TO DO
Reproduce the stretch of entries from the very first one through the line containing "405, 802, 420]", keeping every character unchanged.

____

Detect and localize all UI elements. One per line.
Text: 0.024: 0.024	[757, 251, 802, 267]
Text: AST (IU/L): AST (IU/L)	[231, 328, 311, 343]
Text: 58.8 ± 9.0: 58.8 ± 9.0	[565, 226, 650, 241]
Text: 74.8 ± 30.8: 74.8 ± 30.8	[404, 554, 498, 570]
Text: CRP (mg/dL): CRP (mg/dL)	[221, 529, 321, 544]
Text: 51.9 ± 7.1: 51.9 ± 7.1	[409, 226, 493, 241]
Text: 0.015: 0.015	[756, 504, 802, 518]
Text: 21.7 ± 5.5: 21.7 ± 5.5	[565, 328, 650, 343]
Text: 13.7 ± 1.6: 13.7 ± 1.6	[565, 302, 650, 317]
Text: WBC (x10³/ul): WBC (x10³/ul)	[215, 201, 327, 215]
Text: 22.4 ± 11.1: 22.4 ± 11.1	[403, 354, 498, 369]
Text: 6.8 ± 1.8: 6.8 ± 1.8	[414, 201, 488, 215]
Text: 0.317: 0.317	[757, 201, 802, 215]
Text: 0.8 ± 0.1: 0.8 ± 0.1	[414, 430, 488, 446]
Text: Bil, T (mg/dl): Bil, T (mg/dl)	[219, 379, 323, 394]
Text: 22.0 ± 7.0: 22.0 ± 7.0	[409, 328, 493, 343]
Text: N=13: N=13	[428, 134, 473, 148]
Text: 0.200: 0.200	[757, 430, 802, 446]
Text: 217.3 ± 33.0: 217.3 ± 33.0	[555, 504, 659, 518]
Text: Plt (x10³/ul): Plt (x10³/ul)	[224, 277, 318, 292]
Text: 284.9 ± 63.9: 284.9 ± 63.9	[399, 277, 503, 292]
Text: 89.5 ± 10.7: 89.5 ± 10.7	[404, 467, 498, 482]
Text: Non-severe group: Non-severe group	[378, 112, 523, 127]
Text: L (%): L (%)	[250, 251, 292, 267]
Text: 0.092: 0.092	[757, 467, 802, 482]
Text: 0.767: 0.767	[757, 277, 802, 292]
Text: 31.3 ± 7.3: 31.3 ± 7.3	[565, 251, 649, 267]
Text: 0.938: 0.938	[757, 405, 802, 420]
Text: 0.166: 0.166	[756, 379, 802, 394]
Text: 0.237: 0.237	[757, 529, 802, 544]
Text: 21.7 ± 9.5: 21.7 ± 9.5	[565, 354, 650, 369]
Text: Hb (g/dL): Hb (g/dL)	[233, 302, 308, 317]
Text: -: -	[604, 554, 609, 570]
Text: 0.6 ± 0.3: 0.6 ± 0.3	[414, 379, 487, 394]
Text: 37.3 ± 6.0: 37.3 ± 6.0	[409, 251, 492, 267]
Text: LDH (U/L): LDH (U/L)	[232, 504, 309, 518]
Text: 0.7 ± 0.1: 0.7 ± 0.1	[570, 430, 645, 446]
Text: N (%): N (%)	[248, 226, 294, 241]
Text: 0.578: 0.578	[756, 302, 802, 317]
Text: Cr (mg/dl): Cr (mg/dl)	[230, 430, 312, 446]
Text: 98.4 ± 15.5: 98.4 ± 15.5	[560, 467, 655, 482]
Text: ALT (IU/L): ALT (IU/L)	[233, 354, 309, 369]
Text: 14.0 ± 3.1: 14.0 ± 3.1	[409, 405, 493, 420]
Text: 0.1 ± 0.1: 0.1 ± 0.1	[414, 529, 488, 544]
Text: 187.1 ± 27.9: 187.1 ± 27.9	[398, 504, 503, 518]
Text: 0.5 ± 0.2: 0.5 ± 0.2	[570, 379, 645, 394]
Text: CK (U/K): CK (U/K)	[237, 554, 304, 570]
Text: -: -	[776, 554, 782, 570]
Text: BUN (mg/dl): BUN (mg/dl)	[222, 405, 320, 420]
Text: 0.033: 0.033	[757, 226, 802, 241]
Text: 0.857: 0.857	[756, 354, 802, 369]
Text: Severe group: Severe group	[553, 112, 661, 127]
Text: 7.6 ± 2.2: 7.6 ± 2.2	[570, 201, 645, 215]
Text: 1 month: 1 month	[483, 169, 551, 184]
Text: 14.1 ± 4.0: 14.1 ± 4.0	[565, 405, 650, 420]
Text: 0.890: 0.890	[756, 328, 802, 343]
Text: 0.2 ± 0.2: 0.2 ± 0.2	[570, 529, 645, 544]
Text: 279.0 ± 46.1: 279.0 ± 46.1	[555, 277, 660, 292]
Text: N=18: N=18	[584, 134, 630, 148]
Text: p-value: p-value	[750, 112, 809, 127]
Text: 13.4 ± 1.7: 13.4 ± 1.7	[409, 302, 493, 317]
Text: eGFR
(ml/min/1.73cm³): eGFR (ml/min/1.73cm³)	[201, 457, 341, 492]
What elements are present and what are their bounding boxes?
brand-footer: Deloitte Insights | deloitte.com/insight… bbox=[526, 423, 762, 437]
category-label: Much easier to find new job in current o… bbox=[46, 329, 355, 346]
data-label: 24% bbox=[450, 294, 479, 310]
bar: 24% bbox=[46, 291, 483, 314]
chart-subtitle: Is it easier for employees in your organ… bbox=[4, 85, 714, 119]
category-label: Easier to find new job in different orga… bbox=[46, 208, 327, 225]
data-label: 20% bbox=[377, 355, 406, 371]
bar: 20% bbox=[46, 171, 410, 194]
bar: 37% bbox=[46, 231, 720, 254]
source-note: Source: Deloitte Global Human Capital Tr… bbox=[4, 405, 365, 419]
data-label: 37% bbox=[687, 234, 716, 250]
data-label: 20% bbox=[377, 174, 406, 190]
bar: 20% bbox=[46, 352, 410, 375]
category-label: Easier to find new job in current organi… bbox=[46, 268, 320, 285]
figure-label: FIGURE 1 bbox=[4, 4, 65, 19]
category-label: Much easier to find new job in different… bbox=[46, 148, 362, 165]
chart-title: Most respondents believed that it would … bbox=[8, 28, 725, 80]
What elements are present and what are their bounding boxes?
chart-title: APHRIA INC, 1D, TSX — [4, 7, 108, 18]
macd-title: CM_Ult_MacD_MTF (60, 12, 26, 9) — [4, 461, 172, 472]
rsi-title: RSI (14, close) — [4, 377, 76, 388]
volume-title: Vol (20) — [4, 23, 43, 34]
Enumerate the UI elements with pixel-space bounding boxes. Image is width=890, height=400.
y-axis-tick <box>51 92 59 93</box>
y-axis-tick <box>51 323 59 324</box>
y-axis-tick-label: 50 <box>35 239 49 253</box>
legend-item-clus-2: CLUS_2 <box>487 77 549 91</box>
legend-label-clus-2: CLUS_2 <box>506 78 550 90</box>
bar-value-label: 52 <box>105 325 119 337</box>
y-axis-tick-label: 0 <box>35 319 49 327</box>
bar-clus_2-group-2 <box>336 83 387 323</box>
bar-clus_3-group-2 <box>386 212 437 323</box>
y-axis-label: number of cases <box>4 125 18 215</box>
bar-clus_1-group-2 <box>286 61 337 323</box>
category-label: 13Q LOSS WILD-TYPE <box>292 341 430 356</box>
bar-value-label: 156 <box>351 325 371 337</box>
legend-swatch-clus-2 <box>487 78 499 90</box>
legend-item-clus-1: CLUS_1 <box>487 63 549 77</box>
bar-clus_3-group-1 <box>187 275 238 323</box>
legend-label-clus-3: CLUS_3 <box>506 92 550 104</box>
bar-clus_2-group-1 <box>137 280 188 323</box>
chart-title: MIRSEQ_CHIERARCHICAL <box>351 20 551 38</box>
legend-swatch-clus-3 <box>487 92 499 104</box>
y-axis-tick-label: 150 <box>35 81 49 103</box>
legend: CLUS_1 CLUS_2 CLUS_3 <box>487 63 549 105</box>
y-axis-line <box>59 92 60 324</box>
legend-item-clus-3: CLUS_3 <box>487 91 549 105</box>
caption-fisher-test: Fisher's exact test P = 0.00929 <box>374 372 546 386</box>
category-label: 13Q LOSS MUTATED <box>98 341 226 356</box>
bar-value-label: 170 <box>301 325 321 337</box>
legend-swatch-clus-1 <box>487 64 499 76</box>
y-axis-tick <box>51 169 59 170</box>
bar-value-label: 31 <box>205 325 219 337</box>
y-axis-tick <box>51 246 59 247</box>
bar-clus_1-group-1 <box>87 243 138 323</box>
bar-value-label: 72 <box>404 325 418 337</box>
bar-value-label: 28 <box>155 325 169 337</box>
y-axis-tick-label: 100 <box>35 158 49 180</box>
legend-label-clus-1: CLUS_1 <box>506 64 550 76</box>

____

THE ANSWER
Detect and localize all UI elements. One per line.
Text: 0.024: 0.024	[757, 251, 802, 267]
Text: AST (IU/L): AST (IU/L)	[231, 328, 311, 343]
Text: 58.8 ± 9.0: 58.8 ± 9.0	[565, 226, 650, 241]
Text: 74.8 ± 30.8: 74.8 ± 30.8	[404, 554, 498, 570]
Text: CRP (mg/dL): CRP (mg/dL)	[221, 529, 321, 544]
Text: 51.9 ± 7.1: 51.9 ± 7.1	[409, 226, 493, 241]
Text: 0.015: 0.015	[756, 504, 802, 518]
Text: 21.7 ± 5.5: 21.7 ± 5.5	[565, 328, 650, 343]
Text: 13.7 ± 1.6: 13.7 ± 1.6	[565, 302, 650, 317]
Text: WBC (x10³/ul): WBC (x10³/ul)	[215, 201, 327, 215]
Text: 22.4 ± 11.1: 22.4 ± 11.1	[403, 354, 498, 369]
Text: 6.8 ± 1.8: 6.8 ± 1.8	[414, 201, 488, 215]
Text: 0.317: 0.317	[757, 201, 802, 215]
Text: 0.8 ± 0.1: 0.8 ± 0.1	[414, 430, 488, 446]
Text: Bil, T (mg/dl): Bil, T (mg/dl)	[219, 379, 323, 394]
Text: 22.0 ± 7.0: 22.0 ± 7.0	[409, 328, 493, 343]
Text: N=13: N=13	[428, 134, 473, 148]
Text: 0.200: 0.200	[757, 430, 802, 446]
Text: 217.3 ± 33.0: 217.3 ± 33.0	[555, 504, 659, 518]
Text: Plt (x10³/ul): Plt (x10³/ul)	[224, 277, 318, 292]
Text: 284.9 ± 63.9: 284.9 ± 63.9	[399, 277, 503, 292]
Text: 89.5 ± 10.7: 89.5 ± 10.7	[404, 467, 498, 482]
Text: Non-severe group: Non-severe group	[378, 112, 523, 127]
Text: L (%): L (%)	[250, 251, 292, 267]
Text: 0.092: 0.092	[757, 467, 802, 482]
Text: 0.767: 0.767	[757, 277, 802, 292]
Text: 31.3 ± 7.3: 31.3 ± 7.3	[565, 251, 649, 267]
Text: 0.938: 0.938	[757, 405, 802, 420]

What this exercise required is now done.